(Challenge) Transcribe the full listing exactly, and drop every picture.

==============================

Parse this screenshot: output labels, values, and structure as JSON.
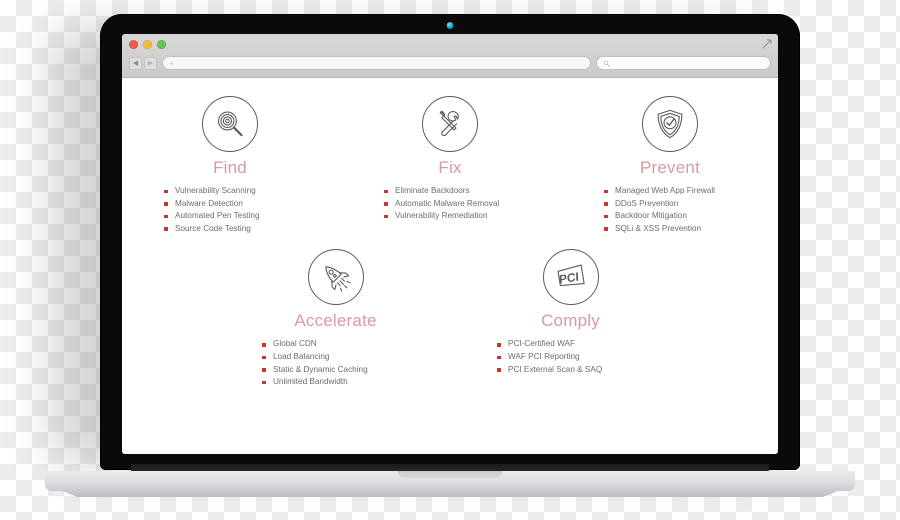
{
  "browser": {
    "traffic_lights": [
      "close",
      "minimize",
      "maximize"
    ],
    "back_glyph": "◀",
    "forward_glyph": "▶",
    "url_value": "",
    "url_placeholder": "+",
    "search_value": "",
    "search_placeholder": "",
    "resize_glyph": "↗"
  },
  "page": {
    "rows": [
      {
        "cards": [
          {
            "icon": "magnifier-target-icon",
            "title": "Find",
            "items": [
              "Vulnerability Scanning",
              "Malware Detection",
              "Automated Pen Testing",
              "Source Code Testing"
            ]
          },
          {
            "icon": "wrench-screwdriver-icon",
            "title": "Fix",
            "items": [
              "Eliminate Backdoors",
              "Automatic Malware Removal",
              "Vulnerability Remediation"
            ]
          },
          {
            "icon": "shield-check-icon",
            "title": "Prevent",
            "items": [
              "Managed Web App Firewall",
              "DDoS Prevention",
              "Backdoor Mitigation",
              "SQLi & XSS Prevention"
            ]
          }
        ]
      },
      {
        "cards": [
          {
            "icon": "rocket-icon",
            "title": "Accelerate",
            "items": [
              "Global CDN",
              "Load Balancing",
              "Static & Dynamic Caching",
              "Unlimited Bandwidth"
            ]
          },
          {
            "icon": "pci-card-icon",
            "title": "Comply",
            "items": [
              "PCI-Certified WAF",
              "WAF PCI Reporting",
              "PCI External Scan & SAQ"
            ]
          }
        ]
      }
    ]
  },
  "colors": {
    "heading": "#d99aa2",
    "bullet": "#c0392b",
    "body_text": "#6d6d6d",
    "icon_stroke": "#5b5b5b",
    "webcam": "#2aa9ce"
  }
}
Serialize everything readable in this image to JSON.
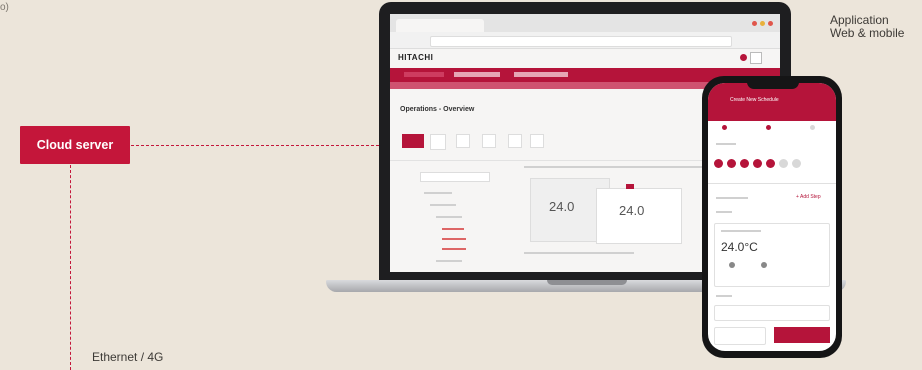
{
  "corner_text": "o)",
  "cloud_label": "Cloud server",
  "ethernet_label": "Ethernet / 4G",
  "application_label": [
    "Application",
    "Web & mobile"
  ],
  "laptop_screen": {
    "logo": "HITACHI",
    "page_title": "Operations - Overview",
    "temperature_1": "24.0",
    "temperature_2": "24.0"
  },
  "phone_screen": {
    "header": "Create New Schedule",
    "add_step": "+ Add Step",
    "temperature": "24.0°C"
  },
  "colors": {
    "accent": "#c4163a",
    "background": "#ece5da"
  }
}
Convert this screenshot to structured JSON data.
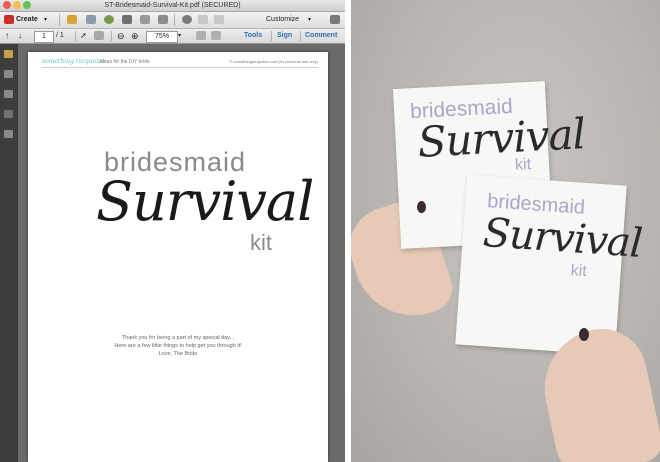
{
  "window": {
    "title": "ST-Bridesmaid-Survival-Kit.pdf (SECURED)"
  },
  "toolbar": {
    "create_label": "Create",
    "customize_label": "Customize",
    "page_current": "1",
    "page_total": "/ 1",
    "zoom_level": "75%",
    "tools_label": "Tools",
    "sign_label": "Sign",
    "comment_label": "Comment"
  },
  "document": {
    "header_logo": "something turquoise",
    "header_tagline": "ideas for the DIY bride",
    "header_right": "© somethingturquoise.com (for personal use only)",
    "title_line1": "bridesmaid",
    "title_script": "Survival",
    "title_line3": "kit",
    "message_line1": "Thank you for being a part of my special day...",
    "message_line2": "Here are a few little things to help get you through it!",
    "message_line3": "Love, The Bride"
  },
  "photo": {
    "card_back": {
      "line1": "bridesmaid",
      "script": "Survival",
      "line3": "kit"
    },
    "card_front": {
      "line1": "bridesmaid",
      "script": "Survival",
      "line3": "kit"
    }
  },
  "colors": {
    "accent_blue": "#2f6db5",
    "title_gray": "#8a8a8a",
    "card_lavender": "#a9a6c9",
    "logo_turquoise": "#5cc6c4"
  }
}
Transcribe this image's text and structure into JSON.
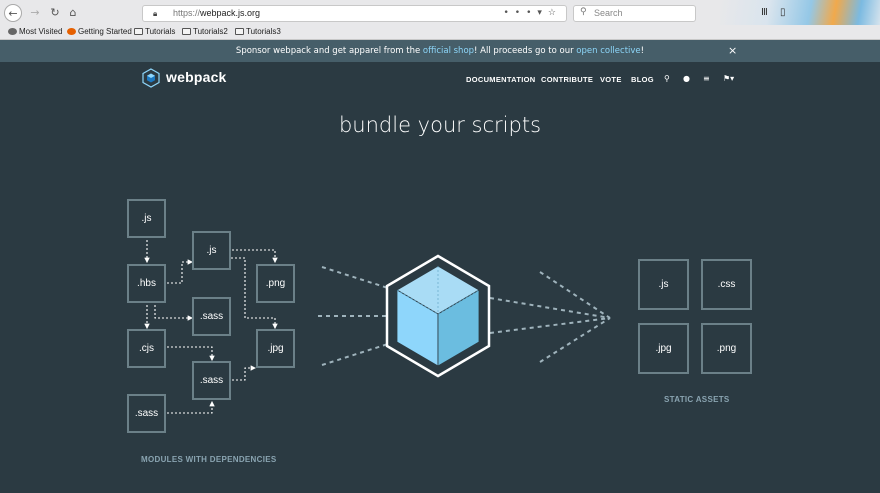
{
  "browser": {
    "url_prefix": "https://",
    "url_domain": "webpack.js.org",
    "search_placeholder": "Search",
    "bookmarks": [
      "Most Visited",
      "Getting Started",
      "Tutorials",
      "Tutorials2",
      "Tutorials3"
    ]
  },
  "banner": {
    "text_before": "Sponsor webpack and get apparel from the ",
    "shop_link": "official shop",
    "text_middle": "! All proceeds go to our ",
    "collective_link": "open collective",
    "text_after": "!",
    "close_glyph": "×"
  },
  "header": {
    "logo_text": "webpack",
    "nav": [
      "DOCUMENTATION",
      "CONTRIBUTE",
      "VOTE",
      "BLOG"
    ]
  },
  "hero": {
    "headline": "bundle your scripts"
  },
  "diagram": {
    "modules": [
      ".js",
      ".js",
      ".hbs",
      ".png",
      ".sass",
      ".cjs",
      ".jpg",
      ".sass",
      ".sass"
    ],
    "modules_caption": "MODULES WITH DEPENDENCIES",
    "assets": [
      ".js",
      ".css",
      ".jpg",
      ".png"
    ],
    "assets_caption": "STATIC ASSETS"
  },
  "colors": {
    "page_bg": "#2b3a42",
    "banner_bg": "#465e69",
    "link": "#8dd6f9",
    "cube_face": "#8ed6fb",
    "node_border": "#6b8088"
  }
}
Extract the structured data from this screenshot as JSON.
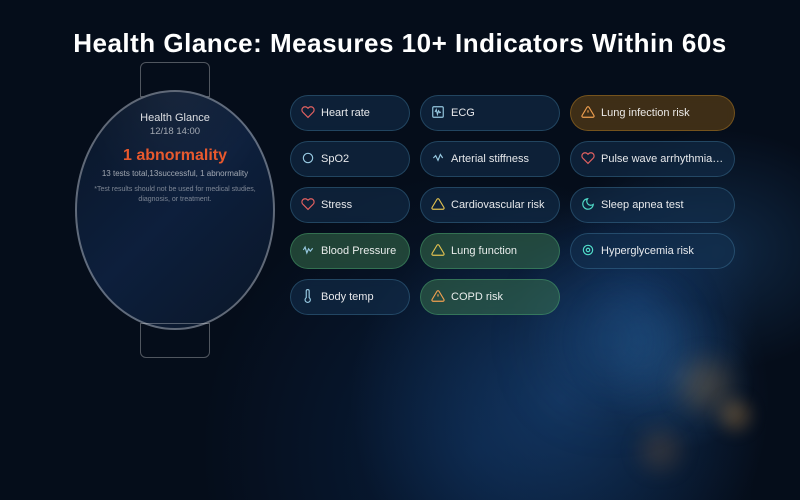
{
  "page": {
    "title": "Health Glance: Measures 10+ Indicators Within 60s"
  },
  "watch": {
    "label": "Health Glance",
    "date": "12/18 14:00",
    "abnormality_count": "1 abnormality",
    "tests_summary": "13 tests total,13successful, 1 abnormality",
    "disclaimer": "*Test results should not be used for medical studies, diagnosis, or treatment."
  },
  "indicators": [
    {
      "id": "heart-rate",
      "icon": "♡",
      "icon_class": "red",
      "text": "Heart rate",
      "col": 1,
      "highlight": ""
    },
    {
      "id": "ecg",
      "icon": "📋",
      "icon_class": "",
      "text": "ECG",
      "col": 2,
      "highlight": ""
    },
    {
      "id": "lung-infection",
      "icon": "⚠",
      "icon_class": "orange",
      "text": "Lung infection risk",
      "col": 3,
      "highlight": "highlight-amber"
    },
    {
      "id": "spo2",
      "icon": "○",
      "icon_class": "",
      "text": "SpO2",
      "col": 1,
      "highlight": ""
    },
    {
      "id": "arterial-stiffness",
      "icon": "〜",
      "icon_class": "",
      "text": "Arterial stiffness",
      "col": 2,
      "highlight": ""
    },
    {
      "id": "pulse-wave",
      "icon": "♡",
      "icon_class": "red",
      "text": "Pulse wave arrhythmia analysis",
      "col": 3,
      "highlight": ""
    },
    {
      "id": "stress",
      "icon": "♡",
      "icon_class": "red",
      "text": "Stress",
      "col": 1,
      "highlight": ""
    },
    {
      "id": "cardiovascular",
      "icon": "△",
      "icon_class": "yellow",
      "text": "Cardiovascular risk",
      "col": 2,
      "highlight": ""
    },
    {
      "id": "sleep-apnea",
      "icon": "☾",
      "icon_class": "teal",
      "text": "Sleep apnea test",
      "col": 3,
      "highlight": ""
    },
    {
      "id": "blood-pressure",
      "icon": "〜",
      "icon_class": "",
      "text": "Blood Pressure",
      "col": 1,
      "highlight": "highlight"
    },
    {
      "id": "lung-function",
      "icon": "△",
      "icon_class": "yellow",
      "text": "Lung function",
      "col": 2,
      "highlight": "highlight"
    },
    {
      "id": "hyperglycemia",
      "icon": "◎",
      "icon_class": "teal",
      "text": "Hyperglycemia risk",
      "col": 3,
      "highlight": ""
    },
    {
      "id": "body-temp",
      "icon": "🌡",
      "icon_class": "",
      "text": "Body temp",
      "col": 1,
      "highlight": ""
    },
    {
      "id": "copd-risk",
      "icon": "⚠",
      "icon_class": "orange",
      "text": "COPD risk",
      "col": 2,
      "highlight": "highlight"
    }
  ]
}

==============================

(Problem solution)
Parse this screenshot: output labels, values, and structure as JSON.
{
  "browser": {
    "traffic_lights": [
      "close",
      "minimize",
      "maximize"
    ],
    "back_glyph": "◀",
    "forward_glyph": "▶",
    "url_value": "",
    "url_placeholder": "+",
    "search_value": "",
    "search_placeholder": "",
    "resize_glyph": "↗"
  },
  "page": {
    "rows": [
      {
        "cards": [
          {
            "icon": "magnifier-target-icon",
            "title": "Find",
            "items": [
              "Vulnerability Scanning",
              "Malware Detection",
              "Automated Pen Testing",
              "Source Code Testing"
            ]
          },
          {
            "icon": "wrench-screwdriver-icon",
            "title": "Fix",
            "items": [
              "Eliminate Backdoors",
              "Automatic Malware Removal",
              "Vulnerability Remediation"
            ]
          },
          {
            "icon": "shield-check-icon",
            "title": "Prevent",
            "items": [
              "Managed Web App Firewall",
              "DDoS Prevention",
              "Backdoor Mitigation",
              "SQLi & XSS Prevention"
            ]
          }
        ]
      },
      {
        "cards": [
          {
            "icon": "rocket-icon",
            "title": "Accelerate",
            "items": [
              "Global CDN",
              "Load Balancing",
              "Static & Dynamic Caching",
              "Unlimited Bandwidth"
            ]
          },
          {
            "icon": "pci-card-icon",
            "title": "Comply",
            "items": [
              "PCI-Certified WAF",
              "WAF PCI Reporting",
              "PCI External Scan & SAQ"
            ]
          }
        ]
      }
    ]
  },
  "colors": {
    "heading": "#d99aa2",
    "bullet": "#c0392b",
    "body_text": "#6d6d6d",
    "icon_stroke": "#5b5b5b",
    "webcam": "#2aa9ce"
  }
}
Serialize everything readable in this image to JSON.
{
  "corner_text": "o)",
  "cloud_label": "Cloud server",
  "ethernet_label": "Ethernet / 4G",
  "application_label": [
    "Application",
    "Web & mobile"
  ],
  "laptop_screen": {
    "logo": "HITACHI",
    "page_title": "Operations - Overview",
    "temperature_1": "24.0",
    "temperature_2": "24.0"
  },
  "phone_screen": {
    "header": "Create New Schedule",
    "add_step": "+ Add Step",
    "temperature": "24.0°C"
  },
  "colors": {
    "accent": "#c4163a",
    "background": "#ece5da"
  }
}
Convert this screenshot to structured JSON data.
{
  "window": {
    "title": "ST-Bridesmaid-Survival-Kit.pdf (SECURED)"
  },
  "toolbar": {
    "create_label": "Create",
    "customize_label": "Customize",
    "page_current": "1",
    "page_total": "/ 1",
    "zoom_level": "75%",
    "tools_label": "Tools",
    "sign_label": "Sign",
    "comment_label": "Comment"
  },
  "document": {
    "header_logo": "something turquoise",
    "header_tagline": "ideas for the DIY bride",
    "header_right": "© somethingturquoise.com (for personal use only)",
    "title_line1": "bridesmaid",
    "title_script": "Survival",
    "title_line3": "kit",
    "message_line1": "Thank you for being a part of my special day...",
    "message_line2": "Here are a few little things to help get you through it!",
    "message_line3": "Love, The Bride"
  },
  "photo": {
    "card_back": {
      "line1": "bridesmaid",
      "script": "Survival",
      "line3": "kit"
    },
    "card_front": {
      "line1": "bridesmaid",
      "script": "Survival",
      "line3": "kit"
    }
  },
  "colors": {
    "accent_blue": "#2f6db5",
    "title_gray": "#8a8a8a",
    "card_lavender": "#a9a6c9",
    "logo_turquoise": "#5cc6c4"
  }
}
Transcribe this image's text and structure into JSON.
{
  "browser": {
    "url_prefix": "https://",
    "url_domain": "webpack.js.org",
    "search_placeholder": "Search",
    "bookmarks": [
      "Most Visited",
      "Getting Started",
      "Tutorials",
      "Tutorials2",
      "Tutorials3"
    ]
  },
  "banner": {
    "text_before": "Sponsor webpack and get apparel from the ",
    "shop_link": "official shop",
    "text_middle": "! All proceeds go to our ",
    "collective_link": "open collective",
    "text_after": "!",
    "close_glyph": "×"
  },
  "header": {
    "logo_text": "webpack",
    "nav": [
      "DOCUMENTATION",
      "CONTRIBUTE",
      "VOTE",
      "BLOG"
    ]
  },
  "hero": {
    "headline": "bundle your scripts"
  },
  "diagram": {
    "modules": [
      ".js",
      ".js",
      ".hbs",
      ".png",
      ".sass",
      ".cjs",
      ".jpg",
      ".sass",
      ".sass"
    ],
    "modules_caption": "MODULES WITH DEPENDENCIES",
    "assets": [
      ".js",
      ".css",
      ".jpg",
      ".png"
    ],
    "assets_caption": "STATIC ASSETS"
  },
  "colors": {
    "page_bg": "#2b3a42",
    "banner_bg": "#465e69",
    "link": "#8dd6f9",
    "cube_face": "#8ed6fb",
    "node_border": "#6b8088"
  }
}
Extract the structured data from this screenshot as JSON.
{
  "page": {
    "title": "Health Glance: Measures 10+ Indicators Within 60s"
  },
  "watch": {
    "label": "Health Glance",
    "date": "12/18 14:00",
    "abnormality_count": "1 abnormality",
    "tests_summary": "13 tests total,13successful, 1 abnormality",
    "disclaimer": "*Test results should not be used for medical studies, diagnosis, or treatment."
  },
  "indicators": [
    {
      "id": "heart-rate",
      "icon": "♡",
      "icon_class": "red",
      "text": "Heart rate",
      "col": 1,
      "highlight": ""
    },
    {
      "id": "ecg",
      "icon": "📋",
      "icon_class": "",
      "text": "ECG",
      "col": 2,
      "highlight": ""
    },
    {
      "id": "lung-infection",
      "icon": "⚠",
      "icon_class": "orange",
      "text": "Lung infection risk",
      "col": 3,
      "highlight": "highlight-amber"
    },
    {
      "id": "spo2",
      "icon": "○",
      "icon_class": "",
      "text": "SpO2",
      "col": 1,
      "highlight": ""
    },
    {
      "id": "arterial-stiffness",
      "icon": "〜",
      "icon_class": "",
      "text": "Arterial stiffness",
      "col": 2,
      "highlight": ""
    },
    {
      "id": "pulse-wave",
      "icon": "♡",
      "icon_class": "red",
      "text": "Pulse wave arrhythmia analysis",
      "col": 3,
      "highlight": ""
    },
    {
      "id": "stress",
      "icon": "♡",
      "icon_class": "red",
      "text": "Stress",
      "col": 1,
      "highlight": ""
    },
    {
      "id": "cardiovascular",
      "icon": "△",
      "icon_class": "yellow",
      "text": "Cardiovascular risk",
      "col": 2,
      "highlight": ""
    },
    {
      "id": "sleep-apnea",
      "icon": "☾",
      "icon_class": "teal",
      "text": "Sleep apnea test",
      "col": 3,
      "highlight": ""
    },
    {
      "id": "blood-pressure",
      "icon": "〜",
      "icon_class": "",
      "text": "Blood Pressure",
      "col": 1,
      "highlight": "highlight"
    },
    {
      "id": "lung-function",
      "icon": "△",
      "icon_class": "yellow",
      "text": "Lung function",
      "col": 2,
      "highlight": "highlight"
    },
    {
      "id": "hyperglycemia",
      "icon": "◎",
      "icon_class": "teal",
      "text": "Hyperglycemia risk",
      "col": 3,
      "highlight": ""
    },
    {
      "id": "body-temp",
      "icon": "🌡",
      "icon_class": "",
      "text": "Body temp",
      "col": 1,
      "highlight": ""
    },
    {
      "id": "copd-risk",
      "icon": "⚠",
      "icon_class": "orange",
      "text": "COPD risk",
      "col": 2,
      "highlight": "highlight"
    }
  ]
}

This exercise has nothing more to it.